→ **MATERIAL PROVIDED**
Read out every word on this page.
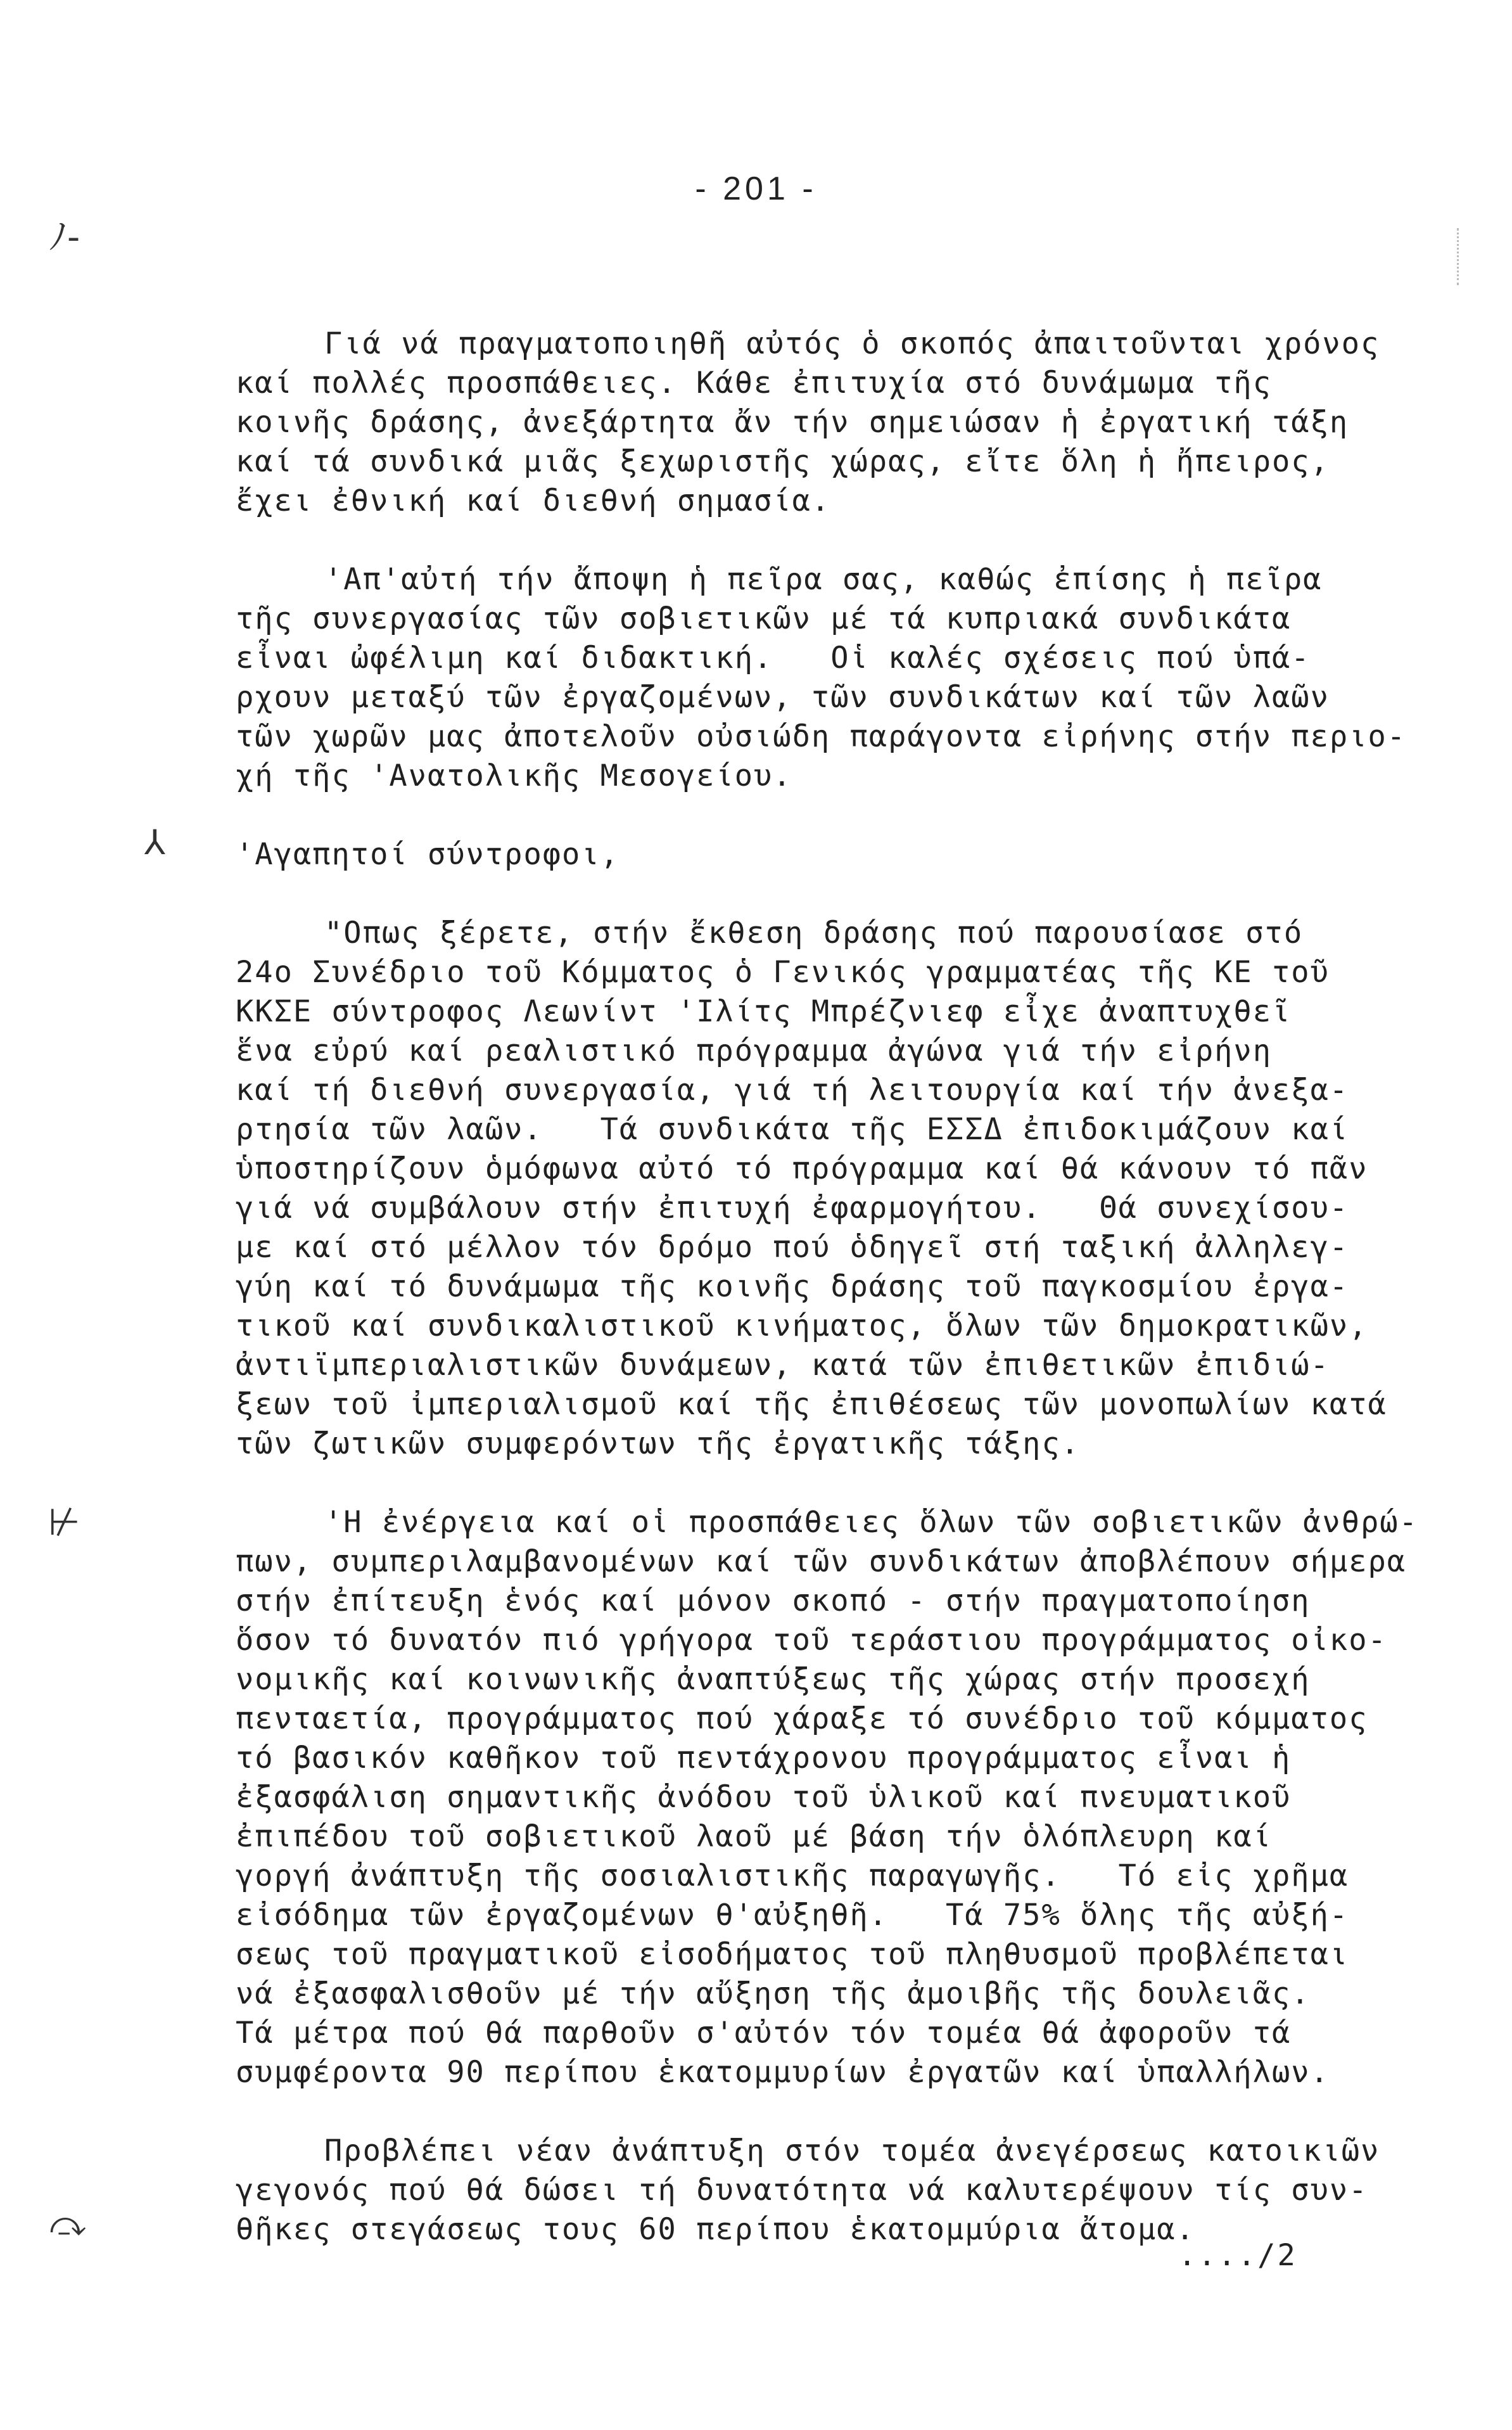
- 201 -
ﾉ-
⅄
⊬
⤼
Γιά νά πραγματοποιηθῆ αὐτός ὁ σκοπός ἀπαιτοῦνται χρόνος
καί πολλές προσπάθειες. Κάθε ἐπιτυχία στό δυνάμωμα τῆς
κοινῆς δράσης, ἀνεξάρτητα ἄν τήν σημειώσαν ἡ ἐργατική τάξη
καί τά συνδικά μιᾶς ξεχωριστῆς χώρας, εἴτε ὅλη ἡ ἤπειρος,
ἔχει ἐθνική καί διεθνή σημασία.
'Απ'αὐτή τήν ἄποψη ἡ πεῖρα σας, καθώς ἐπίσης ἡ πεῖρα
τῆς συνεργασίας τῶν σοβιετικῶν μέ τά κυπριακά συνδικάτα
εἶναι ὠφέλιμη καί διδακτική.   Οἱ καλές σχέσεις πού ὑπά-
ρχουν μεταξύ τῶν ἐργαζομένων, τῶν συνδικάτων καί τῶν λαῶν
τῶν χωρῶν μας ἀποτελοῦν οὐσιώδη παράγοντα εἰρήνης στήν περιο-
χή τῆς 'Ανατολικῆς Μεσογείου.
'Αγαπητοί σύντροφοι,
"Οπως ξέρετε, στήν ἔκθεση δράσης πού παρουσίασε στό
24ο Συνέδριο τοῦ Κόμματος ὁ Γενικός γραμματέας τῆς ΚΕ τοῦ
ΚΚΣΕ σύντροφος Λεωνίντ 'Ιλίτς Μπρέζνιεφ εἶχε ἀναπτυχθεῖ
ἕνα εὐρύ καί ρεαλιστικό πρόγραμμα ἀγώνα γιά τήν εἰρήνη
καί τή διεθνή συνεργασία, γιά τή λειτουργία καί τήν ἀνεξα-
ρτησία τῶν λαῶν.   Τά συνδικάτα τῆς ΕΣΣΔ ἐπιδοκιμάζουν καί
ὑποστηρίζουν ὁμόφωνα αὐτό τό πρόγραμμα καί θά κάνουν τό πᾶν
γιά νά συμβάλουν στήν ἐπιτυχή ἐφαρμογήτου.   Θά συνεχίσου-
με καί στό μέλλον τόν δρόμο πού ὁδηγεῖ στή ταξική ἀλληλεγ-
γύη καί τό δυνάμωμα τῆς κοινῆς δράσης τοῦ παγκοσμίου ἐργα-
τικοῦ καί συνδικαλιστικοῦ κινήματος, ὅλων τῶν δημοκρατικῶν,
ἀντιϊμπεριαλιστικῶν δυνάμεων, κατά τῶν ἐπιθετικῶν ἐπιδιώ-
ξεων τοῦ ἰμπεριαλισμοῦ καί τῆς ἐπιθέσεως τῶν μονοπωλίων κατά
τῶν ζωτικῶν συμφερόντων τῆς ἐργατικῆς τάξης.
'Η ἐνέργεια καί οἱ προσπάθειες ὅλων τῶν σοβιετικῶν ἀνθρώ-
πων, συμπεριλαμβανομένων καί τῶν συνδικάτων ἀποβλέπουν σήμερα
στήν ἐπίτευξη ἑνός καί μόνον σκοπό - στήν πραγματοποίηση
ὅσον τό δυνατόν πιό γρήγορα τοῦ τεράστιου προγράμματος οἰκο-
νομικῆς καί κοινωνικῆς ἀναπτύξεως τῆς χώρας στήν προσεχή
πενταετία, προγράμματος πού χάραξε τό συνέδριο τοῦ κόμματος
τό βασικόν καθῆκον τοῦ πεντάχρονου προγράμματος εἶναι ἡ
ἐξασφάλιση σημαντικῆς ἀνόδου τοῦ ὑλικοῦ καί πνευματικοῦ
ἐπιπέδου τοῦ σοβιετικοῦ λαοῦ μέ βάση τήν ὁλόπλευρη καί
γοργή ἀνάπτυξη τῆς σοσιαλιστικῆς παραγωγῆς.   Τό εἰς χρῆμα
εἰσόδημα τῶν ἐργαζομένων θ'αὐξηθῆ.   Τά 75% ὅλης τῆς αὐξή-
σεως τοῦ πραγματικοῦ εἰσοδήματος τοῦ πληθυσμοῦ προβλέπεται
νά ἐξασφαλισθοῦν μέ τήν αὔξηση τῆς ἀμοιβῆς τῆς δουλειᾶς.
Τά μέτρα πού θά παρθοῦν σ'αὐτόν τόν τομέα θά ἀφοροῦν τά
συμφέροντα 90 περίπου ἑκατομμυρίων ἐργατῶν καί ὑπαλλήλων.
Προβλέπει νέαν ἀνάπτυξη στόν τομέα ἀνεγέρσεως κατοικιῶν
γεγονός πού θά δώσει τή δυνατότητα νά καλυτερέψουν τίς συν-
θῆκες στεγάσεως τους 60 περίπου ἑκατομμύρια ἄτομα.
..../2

→ **EXERCISE**
Provide only the count of lines in the data above that include the string "προγράμματος".

→ **WRITTEN SOLUTION**
3